Transcribe the records that follow, preserving every word.

[Figure contents as structured data]
───

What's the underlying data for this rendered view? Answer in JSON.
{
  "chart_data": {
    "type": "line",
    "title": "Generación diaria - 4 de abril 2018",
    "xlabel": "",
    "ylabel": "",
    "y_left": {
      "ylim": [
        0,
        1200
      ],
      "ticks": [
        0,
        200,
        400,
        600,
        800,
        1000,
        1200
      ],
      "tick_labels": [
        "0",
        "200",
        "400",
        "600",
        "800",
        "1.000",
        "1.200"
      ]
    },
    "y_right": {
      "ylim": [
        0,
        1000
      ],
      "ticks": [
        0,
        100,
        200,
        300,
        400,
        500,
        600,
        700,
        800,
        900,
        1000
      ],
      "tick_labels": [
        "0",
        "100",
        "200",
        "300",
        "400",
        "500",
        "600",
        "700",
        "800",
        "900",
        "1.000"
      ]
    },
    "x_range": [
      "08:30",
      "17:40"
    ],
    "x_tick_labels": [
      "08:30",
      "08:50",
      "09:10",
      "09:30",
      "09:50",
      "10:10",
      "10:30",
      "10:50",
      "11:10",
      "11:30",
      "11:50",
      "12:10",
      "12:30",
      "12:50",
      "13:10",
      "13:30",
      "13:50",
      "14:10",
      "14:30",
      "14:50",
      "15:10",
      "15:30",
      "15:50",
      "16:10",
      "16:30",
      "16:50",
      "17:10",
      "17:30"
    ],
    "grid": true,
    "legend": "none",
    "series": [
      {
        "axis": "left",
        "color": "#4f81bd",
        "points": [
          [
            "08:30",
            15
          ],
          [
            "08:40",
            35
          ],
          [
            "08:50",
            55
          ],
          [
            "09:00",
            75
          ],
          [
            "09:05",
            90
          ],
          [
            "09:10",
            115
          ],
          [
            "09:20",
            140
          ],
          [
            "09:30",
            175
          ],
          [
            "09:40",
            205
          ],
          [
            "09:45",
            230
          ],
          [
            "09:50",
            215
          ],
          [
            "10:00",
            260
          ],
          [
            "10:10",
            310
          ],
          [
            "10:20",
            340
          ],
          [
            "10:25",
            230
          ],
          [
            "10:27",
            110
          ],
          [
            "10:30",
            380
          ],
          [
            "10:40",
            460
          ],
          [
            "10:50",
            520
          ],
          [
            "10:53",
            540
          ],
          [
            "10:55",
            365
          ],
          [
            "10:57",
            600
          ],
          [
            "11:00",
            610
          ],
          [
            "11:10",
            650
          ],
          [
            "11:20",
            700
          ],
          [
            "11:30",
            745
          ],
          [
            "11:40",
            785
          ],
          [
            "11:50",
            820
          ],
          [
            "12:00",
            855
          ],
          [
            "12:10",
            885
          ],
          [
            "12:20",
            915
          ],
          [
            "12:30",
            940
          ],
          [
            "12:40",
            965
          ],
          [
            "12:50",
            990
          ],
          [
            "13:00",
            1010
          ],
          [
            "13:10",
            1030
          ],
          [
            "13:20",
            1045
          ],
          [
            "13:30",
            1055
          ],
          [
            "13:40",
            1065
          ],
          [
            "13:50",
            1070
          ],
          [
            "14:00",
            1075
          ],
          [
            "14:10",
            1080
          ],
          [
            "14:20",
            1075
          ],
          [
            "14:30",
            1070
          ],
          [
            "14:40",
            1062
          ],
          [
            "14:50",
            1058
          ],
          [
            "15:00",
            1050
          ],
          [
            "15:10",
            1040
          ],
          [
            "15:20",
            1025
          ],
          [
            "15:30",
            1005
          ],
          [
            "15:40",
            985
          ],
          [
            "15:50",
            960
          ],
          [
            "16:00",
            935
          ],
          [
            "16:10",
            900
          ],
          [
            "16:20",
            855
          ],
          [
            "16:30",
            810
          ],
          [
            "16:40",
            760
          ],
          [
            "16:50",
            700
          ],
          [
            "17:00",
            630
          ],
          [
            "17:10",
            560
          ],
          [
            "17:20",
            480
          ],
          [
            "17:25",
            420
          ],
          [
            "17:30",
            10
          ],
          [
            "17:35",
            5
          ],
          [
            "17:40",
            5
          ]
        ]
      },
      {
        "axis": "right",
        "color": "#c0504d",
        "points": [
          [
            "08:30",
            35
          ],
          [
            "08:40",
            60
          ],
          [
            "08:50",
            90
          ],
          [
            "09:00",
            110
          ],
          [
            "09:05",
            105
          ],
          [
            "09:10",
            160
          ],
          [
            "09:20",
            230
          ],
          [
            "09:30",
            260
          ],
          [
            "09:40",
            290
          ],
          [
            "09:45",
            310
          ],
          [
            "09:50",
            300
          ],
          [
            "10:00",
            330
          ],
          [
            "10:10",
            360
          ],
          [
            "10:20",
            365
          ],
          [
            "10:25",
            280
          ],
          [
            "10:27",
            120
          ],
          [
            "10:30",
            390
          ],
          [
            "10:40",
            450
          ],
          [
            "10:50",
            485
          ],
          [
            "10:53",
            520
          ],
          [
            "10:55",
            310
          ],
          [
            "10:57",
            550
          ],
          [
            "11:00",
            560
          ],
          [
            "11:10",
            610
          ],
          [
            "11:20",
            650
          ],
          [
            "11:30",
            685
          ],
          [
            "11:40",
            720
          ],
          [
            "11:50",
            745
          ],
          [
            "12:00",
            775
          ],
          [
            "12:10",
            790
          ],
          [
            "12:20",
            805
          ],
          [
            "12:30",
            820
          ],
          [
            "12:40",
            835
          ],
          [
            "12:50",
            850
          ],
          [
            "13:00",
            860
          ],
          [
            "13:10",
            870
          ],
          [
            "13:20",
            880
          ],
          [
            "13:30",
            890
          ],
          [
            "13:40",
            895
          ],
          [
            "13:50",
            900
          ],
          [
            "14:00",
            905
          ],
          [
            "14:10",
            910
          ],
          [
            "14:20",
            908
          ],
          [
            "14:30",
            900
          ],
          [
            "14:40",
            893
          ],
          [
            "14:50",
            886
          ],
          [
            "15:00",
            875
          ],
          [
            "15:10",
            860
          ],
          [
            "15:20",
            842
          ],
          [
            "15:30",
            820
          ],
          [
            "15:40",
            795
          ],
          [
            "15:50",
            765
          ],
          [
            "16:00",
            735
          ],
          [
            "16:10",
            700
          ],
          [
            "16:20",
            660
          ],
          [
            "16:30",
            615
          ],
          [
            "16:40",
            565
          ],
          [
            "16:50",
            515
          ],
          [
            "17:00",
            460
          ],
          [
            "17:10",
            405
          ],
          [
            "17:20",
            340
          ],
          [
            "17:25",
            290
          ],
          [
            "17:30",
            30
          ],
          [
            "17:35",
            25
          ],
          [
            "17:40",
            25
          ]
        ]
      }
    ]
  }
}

───

**Output for this task**
What's the underlying data for this rendered view? Answer in JSON.
{
  "chart_data": {
    "type": "line",
    "title": "Generación diaria - 4 de abril 2018",
    "xlabel": "",
    "ylabel": "",
    "y_left": {
      "ylim": [
        0,
        1200
      ],
      "ticks": [
        0,
        200,
        400,
        600,
        800,
        1000,
        1200
      ],
      "tick_labels": [
        "0",
        "200",
        "400",
        "600",
        "800",
        "1.000",
        "1.200"
      ]
    },
    "y_right": {
      "ylim": [
        0,
        1000
      ],
      "ticks": [
        0,
        100,
        200,
        300,
        400,
        500,
        600,
        700,
        800,
        900,
        1000
      ],
      "tick_labels": [
        "0",
        "100",
        "200",
        "300",
        "400",
        "500",
        "600",
        "700",
        "800",
        "900",
        "1.000"
      ]
    },
    "x_range": [
      "08:30",
      "17:40"
    ],
    "x_tick_labels": [
      "08:30",
      "08:50",
      "09:10",
      "09:30",
      "09:50",
      "10:10",
      "10:30",
      "10:50",
      "11:10",
      "11:30",
      "11:50",
      "12:10",
      "12:30",
      "12:50",
      "13:10",
      "13:30",
      "13:50",
      "14:10",
      "14:30",
      "14:50",
      "15:10",
      "15:30",
      "15:50",
      "16:10",
      "16:30",
      "16:50",
      "17:10",
      "17:30"
    ],
    "grid": true,
    "legend": "none",
    "series": [
      {
        "axis": "left",
        "color": "#4f81bd",
        "points": [
          [
            "08:30",
            15
          ],
          [
            "08:40",
            35
          ],
          [
            "08:50",
            55
          ],
          [
            "09:00",
            75
          ],
          [
            "09:05",
            90
          ],
          [
            "09:10",
            115
          ],
          [
            "09:20",
            140
          ],
          [
            "09:30",
            175
          ],
          [
            "09:40",
            205
          ],
          [
            "09:45",
            230
          ],
          [
            "09:50",
            215
          ],
          [
            "10:00",
            260
          ],
          [
            "10:10",
            310
          ],
          [
            "10:20",
            340
          ],
          [
            "10:25",
            230
          ],
          [
            "10:27",
            110
          ],
          [
            "10:30",
            380
          ],
          [
            "10:40",
            460
          ],
          [
            "10:50",
            520
          ],
          [
            "10:53",
            540
          ],
          [
            "10:55",
            365
          ],
          [
            "10:57",
            600
          ],
          [
            "11:00",
            610
          ],
          [
            "11:10",
            650
          ],
          [
            "11:20",
            700
          ],
          [
            "11:30",
            745
          ],
          [
            "11:40",
            785
          ],
          [
            "11:50",
            820
          ],
          [
            "12:00",
            855
          ],
          [
            "12:10",
            885
          ],
          [
            "12:20",
            915
          ],
          [
            "12:30",
            940
          ],
          [
            "12:40",
            965
          ],
          [
            "12:50",
            990
          ],
          [
            "13:00",
            1010
          ],
          [
            "13:10",
            1030
          ],
          [
            "13:20",
            1045
          ],
          [
            "13:30",
            1055
          ],
          [
            "13:40",
            1065
          ],
          [
            "13:50",
            1070
          ],
          [
            "14:00",
            1075
          ],
          [
            "14:10",
            1080
          ],
          [
            "14:20",
            1075
          ],
          [
            "14:30",
            1070
          ],
          [
            "14:40",
            1062
          ],
          [
            "14:50",
            1058
          ],
          [
            "15:00",
            1050
          ],
          [
            "15:10",
            1040
          ],
          [
            "15:20",
            1025
          ],
          [
            "15:30",
            1005
          ],
          [
            "15:40",
            985
          ],
          [
            "15:50",
            960
          ],
          [
            "16:00",
            935
          ],
          [
            "16:10",
            900
          ],
          [
            "16:20",
            855
          ],
          [
            "16:30",
            810
          ],
          [
            "16:40",
            760
          ],
          [
            "16:50",
            700
          ],
          [
            "17:00",
            630
          ],
          [
            "17:10",
            560
          ],
          [
            "17:20",
            480
          ],
          [
            "17:25",
            420
          ],
          [
            "17:30",
            10
          ],
          [
            "17:35",
            5
          ],
          [
            "17:40",
            5
          ]
        ]
      },
      {
        "axis": "right",
        "color": "#c0504d",
        "points": [
          [
            "08:30",
            35
          ],
          [
            "08:40",
            60
          ],
          [
            "08:50",
            90
          ],
          [
            "09:00",
            110
          ],
          [
            "09:05",
            105
          ],
          [
            "09:10",
            160
          ],
          [
            "09:20",
            230
          ],
          [
            "09:30",
            260
          ],
          [
            "09:40",
            290
          ],
          [
            "09:45",
            310
          ],
          [
            "09:50",
            300
          ],
          [
            "10:00",
            330
          ],
          [
            "10:10",
            360
          ],
          [
            "10:20",
            365
          ],
          [
            "10:25",
            280
          ],
          [
            "10:27",
            120
          ],
          [
            "10:30",
            390
          ],
          [
            "10:40",
            450
          ],
          [
            "10:50",
            485
          ],
          [
            "10:53",
            520
          ],
          [
            "10:55",
            310
          ],
          [
            "10:57",
            550
          ],
          [
            "11:00",
            560
          ],
          [
            "11:10",
            610
          ],
          [
            "11:20",
            650
          ],
          [
            "11:30",
            685
          ],
          [
            "11:40",
            720
          ],
          [
            "11:50",
            745
          ],
          [
            "12:00",
            775
          ],
          [
            "12:10",
            790
          ],
          [
            "12:20",
            805
          ],
          [
            "12:30",
            820
          ],
          [
            "12:40",
            835
          ],
          [
            "12:50",
            850
          ],
          [
            "13:00",
            860
          ],
          [
            "13:10",
            870
          ],
          [
            "13:20",
            880
          ],
          [
            "13:30",
            890
          ],
          [
            "13:40",
            895
          ],
          [
            "13:50",
            900
          ],
          [
            "14:00",
            905
          ],
          [
            "14:10",
            910
          ],
          [
            "14:20",
            908
          ],
          [
            "14:30",
            900
          ],
          [
            "14:40",
            893
          ],
          [
            "14:50",
            886
          ],
          [
            "15:00",
            875
          ],
          [
            "15:10",
            860
          ],
          [
            "15:20",
            842
          ],
          [
            "15:30",
            820
          ],
          [
            "15:40",
            795
          ],
          [
            "15:50",
            765
          ],
          [
            "16:00",
            735
          ],
          [
            "16:10",
            700
          ],
          [
            "16:20",
            660
          ],
          [
            "16:30",
            615
          ],
          [
            "16:40",
            565
          ],
          [
            "16:50",
            515
          ],
          [
            "17:00",
            460
          ],
          [
            "17:10",
            405
          ],
          [
            "17:20",
            340
          ],
          [
            "17:25",
            290
          ],
          [
            "17:30",
            30
          ],
          [
            "17:35",
            25
          ],
          [
            "17:40",
            25
          ]
        ]
      }
    ]
  }
}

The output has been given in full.